--- start of SUPPLIED DATA ---
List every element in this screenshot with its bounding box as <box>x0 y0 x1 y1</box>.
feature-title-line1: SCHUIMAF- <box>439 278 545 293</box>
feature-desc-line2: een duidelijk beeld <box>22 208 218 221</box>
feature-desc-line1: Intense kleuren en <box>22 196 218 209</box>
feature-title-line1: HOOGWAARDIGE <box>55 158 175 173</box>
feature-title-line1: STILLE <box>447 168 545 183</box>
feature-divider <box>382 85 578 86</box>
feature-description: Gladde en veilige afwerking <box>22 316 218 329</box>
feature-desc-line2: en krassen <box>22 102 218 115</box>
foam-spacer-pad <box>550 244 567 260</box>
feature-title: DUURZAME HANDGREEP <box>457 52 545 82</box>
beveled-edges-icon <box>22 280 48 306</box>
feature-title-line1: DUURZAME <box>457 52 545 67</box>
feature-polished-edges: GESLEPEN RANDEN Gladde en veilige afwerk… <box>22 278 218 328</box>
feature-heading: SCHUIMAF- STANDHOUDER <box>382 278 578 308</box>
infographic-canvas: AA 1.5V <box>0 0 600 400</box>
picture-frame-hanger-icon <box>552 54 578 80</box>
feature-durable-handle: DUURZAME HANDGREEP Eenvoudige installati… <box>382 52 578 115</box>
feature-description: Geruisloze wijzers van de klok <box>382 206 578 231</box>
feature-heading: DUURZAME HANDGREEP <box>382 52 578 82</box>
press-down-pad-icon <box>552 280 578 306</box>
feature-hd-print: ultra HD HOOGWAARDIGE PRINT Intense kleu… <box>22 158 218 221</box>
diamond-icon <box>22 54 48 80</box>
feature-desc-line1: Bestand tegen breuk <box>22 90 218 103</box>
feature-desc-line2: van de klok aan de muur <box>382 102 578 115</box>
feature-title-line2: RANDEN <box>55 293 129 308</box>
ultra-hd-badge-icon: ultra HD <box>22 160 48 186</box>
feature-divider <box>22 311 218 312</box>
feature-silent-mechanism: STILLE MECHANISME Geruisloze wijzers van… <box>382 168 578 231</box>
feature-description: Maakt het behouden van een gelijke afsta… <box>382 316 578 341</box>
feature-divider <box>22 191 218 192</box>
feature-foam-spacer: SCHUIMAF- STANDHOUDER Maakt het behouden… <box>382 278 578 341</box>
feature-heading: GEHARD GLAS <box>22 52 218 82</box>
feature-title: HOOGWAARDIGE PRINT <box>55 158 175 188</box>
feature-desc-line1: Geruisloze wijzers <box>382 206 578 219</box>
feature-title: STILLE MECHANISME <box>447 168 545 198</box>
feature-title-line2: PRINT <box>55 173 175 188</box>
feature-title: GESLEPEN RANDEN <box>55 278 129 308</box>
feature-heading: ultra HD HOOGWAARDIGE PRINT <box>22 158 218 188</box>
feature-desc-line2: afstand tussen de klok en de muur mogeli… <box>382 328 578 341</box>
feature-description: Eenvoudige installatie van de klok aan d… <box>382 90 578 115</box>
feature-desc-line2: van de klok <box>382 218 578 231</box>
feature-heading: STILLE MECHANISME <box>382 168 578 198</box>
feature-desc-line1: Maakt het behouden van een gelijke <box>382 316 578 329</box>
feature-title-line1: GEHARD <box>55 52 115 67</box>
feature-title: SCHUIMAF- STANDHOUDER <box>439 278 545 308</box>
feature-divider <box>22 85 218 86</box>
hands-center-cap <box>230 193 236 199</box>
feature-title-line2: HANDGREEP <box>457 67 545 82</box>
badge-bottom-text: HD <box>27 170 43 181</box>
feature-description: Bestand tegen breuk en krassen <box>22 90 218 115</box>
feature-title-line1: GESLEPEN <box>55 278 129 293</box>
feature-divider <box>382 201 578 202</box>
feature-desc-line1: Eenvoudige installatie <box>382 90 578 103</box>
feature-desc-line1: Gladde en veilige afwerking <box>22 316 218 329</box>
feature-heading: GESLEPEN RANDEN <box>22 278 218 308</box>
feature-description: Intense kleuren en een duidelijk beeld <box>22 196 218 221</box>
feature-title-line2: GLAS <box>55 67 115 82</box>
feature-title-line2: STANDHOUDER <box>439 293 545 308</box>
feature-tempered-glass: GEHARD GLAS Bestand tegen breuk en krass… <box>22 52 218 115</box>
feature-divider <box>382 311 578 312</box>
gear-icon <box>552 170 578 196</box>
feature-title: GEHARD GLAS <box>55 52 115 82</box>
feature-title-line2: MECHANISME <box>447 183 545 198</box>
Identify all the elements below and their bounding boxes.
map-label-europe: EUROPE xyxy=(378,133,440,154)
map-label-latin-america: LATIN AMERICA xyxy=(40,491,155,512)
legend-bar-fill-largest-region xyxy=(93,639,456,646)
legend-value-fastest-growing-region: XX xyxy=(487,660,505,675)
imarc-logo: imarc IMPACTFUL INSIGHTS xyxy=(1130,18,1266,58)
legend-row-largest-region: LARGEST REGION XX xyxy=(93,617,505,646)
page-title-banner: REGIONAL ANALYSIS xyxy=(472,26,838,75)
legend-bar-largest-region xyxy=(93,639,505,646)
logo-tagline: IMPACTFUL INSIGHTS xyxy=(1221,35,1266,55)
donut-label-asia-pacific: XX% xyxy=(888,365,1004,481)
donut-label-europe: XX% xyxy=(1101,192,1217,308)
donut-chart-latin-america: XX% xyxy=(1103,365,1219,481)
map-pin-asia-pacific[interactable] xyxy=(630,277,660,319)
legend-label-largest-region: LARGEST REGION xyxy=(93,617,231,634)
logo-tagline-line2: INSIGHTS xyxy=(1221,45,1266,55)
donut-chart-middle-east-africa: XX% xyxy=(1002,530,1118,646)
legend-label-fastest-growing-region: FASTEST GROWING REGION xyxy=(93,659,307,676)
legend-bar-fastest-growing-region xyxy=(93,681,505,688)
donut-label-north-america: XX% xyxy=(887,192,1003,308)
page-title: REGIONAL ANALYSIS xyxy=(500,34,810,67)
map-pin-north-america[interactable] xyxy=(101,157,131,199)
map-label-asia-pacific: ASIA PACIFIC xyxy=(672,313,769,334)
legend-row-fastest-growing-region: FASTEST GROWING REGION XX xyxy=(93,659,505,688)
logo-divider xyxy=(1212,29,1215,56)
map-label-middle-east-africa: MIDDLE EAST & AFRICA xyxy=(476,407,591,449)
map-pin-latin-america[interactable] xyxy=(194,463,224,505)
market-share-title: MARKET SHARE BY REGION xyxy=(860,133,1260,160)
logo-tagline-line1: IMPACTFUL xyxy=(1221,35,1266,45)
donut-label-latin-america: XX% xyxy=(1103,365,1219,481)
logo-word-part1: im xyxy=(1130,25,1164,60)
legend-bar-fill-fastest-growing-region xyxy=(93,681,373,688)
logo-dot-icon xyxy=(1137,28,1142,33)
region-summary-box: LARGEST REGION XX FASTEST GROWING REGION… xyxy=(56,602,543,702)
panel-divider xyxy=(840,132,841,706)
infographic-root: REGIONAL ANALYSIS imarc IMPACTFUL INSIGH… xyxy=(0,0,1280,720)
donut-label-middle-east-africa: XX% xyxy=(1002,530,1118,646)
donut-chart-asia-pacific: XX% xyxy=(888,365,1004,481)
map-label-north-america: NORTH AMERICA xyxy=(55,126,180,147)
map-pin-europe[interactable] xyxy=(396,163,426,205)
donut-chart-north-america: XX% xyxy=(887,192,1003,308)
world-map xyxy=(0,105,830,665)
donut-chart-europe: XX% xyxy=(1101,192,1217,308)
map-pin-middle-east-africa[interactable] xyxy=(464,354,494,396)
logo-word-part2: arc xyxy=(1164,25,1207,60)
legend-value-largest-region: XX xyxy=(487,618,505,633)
--- end of SUPPLIED DATA ---
--- start of SUPPLIED DATA ---
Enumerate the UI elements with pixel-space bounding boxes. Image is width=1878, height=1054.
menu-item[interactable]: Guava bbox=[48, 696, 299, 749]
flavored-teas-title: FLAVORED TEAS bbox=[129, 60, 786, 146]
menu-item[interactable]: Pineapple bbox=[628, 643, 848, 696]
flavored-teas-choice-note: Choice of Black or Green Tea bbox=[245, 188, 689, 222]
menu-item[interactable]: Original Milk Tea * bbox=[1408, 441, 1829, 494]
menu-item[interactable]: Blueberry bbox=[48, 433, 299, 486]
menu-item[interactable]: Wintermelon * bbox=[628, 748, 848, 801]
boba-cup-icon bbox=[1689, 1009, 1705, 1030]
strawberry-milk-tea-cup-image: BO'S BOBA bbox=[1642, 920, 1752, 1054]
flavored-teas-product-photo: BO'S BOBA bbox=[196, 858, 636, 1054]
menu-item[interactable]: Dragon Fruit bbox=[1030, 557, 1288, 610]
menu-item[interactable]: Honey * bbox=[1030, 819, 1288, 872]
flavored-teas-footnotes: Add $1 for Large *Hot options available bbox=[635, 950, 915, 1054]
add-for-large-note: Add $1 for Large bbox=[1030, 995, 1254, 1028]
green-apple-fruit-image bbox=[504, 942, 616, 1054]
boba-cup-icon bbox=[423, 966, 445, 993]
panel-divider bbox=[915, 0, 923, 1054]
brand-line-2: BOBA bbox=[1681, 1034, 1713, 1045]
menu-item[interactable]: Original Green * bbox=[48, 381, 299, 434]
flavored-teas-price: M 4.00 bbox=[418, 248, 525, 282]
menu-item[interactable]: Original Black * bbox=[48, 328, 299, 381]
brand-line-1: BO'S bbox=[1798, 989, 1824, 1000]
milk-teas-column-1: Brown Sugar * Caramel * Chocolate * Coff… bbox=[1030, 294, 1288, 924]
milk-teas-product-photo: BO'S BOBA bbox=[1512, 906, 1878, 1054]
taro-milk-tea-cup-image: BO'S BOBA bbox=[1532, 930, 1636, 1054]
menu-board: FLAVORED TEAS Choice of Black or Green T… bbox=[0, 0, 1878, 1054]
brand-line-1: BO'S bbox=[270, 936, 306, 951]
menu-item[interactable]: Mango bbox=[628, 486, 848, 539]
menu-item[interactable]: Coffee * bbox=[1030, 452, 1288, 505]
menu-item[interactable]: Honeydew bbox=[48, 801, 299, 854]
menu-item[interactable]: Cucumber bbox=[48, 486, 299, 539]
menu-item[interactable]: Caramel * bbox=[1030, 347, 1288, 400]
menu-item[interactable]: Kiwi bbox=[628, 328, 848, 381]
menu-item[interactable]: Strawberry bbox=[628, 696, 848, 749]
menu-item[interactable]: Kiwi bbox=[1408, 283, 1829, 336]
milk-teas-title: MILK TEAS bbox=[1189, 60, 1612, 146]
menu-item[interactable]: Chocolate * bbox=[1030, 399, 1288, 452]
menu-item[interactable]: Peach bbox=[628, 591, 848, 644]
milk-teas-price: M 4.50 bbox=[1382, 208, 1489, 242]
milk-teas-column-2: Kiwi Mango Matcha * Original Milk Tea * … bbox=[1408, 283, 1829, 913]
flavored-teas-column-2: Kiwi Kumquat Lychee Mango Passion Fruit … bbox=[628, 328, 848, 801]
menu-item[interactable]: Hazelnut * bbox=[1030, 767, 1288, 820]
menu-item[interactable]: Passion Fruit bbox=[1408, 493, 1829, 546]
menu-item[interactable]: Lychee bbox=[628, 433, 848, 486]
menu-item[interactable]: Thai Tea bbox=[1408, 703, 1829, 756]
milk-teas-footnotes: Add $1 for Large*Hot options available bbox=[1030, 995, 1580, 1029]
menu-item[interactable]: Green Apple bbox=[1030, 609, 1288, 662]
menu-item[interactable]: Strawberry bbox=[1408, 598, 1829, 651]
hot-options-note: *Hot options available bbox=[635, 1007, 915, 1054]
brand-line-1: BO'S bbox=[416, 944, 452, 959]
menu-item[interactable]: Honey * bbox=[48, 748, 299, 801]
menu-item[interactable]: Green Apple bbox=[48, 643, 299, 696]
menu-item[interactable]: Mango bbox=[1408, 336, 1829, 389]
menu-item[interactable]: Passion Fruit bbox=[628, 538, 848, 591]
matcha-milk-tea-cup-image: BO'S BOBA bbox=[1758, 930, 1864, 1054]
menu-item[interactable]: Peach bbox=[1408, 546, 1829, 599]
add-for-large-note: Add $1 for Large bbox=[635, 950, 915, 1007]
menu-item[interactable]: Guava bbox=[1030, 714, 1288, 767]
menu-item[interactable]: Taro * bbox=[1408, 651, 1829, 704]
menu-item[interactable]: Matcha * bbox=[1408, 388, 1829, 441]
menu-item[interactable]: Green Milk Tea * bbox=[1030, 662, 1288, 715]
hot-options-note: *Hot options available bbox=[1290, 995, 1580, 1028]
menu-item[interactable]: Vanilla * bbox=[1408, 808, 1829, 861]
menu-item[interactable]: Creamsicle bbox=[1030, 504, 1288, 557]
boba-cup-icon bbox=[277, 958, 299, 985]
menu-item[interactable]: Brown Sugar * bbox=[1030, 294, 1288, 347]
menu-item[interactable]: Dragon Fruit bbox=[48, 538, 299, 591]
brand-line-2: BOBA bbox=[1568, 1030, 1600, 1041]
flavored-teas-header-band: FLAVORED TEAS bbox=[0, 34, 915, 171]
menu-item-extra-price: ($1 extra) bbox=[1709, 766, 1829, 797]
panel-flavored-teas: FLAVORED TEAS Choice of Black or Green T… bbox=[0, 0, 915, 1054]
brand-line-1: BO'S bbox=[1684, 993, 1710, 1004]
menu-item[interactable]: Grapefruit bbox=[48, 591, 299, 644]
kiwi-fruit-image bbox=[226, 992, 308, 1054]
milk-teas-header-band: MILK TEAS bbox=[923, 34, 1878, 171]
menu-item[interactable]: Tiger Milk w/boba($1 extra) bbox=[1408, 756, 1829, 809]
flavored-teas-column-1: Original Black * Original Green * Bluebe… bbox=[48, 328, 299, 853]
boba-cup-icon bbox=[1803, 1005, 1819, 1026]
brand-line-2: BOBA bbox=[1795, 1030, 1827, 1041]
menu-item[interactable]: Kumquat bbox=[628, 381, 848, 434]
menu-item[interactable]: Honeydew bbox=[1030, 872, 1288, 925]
--- end of SUPPLIED DATA ---
--- start of SUPPLIED DATA ---
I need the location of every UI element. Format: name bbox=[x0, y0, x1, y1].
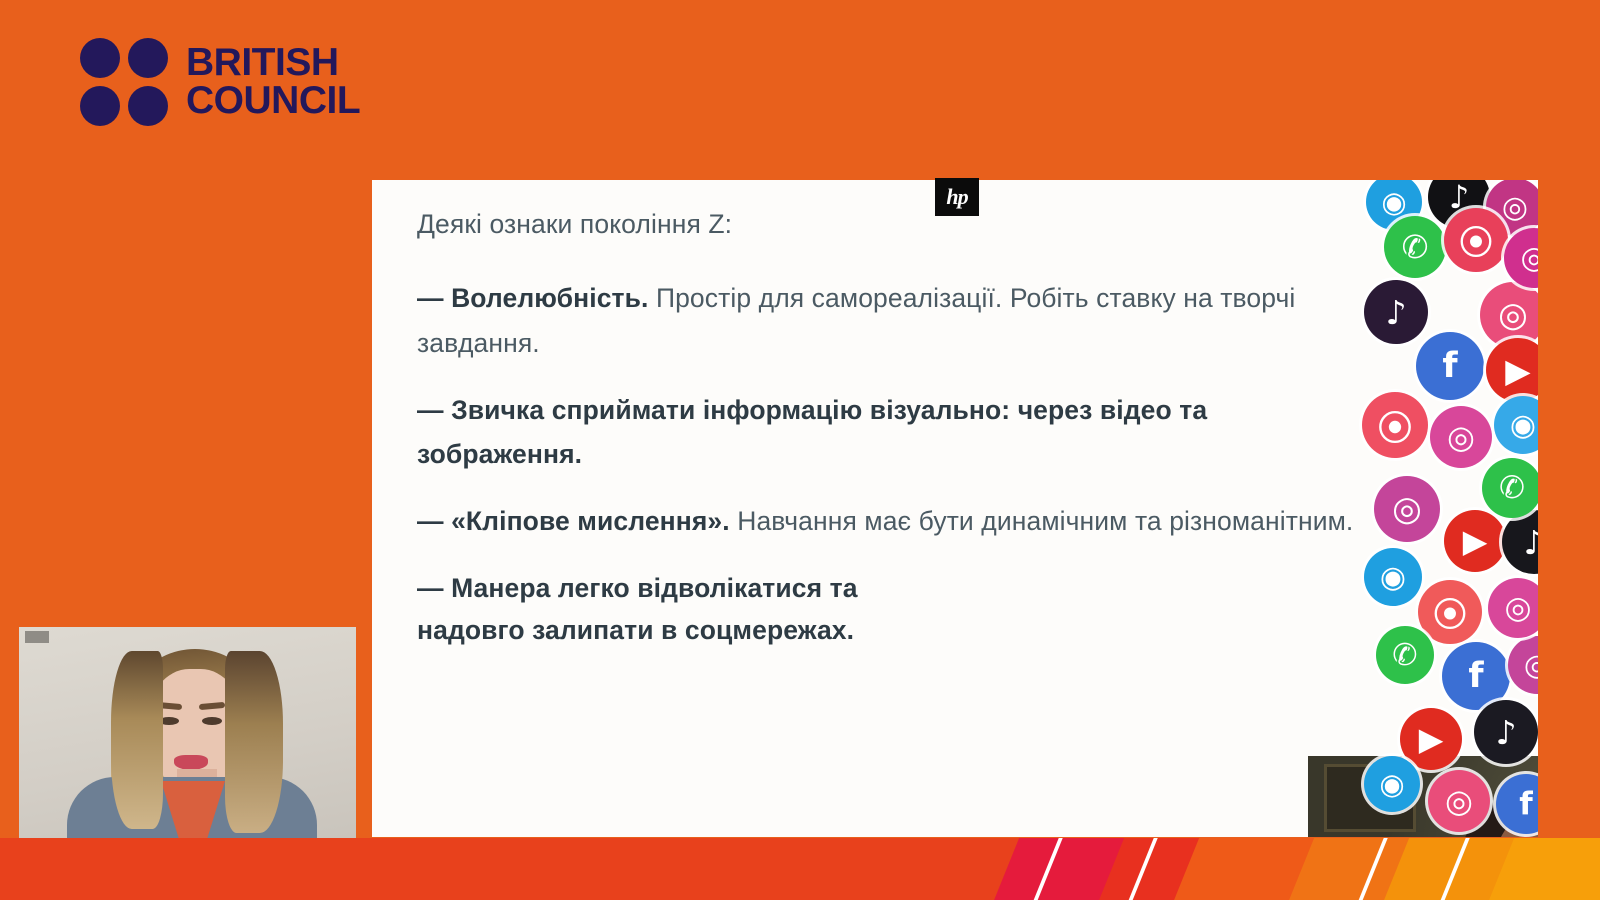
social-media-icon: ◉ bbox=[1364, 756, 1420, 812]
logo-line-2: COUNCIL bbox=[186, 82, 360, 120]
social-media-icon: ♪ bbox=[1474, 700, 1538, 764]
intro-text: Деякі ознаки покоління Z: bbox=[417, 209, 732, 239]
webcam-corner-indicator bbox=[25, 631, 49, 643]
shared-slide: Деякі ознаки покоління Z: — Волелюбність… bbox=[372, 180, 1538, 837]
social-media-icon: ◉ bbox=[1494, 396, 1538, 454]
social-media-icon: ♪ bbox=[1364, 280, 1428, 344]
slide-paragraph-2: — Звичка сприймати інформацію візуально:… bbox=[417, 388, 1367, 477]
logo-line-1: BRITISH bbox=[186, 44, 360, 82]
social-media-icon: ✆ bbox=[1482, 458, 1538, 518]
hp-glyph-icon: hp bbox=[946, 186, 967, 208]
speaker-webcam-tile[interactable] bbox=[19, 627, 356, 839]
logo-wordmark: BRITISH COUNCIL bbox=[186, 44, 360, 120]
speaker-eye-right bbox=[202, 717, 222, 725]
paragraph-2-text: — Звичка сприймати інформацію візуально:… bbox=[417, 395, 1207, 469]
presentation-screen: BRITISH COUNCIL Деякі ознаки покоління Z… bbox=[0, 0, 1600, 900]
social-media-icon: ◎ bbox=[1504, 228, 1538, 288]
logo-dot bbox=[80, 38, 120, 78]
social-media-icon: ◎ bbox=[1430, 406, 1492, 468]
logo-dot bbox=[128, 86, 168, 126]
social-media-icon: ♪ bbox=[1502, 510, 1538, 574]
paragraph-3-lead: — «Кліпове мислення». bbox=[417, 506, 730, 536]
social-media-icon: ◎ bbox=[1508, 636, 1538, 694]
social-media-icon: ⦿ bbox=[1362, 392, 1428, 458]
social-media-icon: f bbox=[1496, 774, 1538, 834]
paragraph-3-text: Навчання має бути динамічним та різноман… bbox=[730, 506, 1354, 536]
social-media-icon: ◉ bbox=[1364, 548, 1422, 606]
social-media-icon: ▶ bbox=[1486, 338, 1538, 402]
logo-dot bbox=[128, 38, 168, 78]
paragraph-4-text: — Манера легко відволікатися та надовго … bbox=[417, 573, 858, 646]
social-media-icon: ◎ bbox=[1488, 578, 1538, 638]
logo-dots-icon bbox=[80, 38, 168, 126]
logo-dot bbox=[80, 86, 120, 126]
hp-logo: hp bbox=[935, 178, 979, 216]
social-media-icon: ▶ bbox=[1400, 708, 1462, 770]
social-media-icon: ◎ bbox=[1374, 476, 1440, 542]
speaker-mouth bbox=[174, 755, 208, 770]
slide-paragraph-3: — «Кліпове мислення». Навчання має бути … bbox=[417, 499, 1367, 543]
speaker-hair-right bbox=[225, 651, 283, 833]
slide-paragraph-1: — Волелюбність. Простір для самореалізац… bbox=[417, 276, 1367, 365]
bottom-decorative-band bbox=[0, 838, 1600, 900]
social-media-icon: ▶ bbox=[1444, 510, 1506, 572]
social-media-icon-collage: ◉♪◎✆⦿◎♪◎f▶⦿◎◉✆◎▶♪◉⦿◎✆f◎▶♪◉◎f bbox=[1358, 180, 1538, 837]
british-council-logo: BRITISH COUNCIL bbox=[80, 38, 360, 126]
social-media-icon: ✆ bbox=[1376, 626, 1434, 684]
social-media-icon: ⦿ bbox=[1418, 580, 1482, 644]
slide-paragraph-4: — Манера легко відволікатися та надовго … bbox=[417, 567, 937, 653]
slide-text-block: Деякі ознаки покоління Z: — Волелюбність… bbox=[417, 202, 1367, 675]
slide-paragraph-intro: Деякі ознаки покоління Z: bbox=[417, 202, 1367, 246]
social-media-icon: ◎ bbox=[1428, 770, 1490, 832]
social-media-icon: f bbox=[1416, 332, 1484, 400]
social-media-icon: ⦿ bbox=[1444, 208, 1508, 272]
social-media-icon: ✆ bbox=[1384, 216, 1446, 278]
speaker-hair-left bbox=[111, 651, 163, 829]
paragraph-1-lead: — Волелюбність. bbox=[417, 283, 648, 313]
--- end of SUPPLIED DATA ---
● **WHAT YOU HAVE TO DO**: Give the part of the listing that opens with the line containing "social-media-icon: ◉ bbox=[1364, 756, 1420, 812]" and closes with the line containing "webcam-corner-indicator bbox=[25, 631, 49, 643]" as a JSON list of strings, one per line, with blank lines omitted.

● **COMPLETED EXERCISE**:
[
  "social-media-icon: ◉ bbox=[1364, 756, 1420, 812]",
  "logo-line-2: COUNCIL bbox=[186, 82, 360, 120]",
  "social-media-icon: ♪ bbox=[1474, 700, 1538, 764]",
  "intro-text: Деякі ознаки покоління Z: bbox=[417, 209, 732, 239]",
  "webcam-corner-indicator bbox=[25, 631, 49, 643]"
]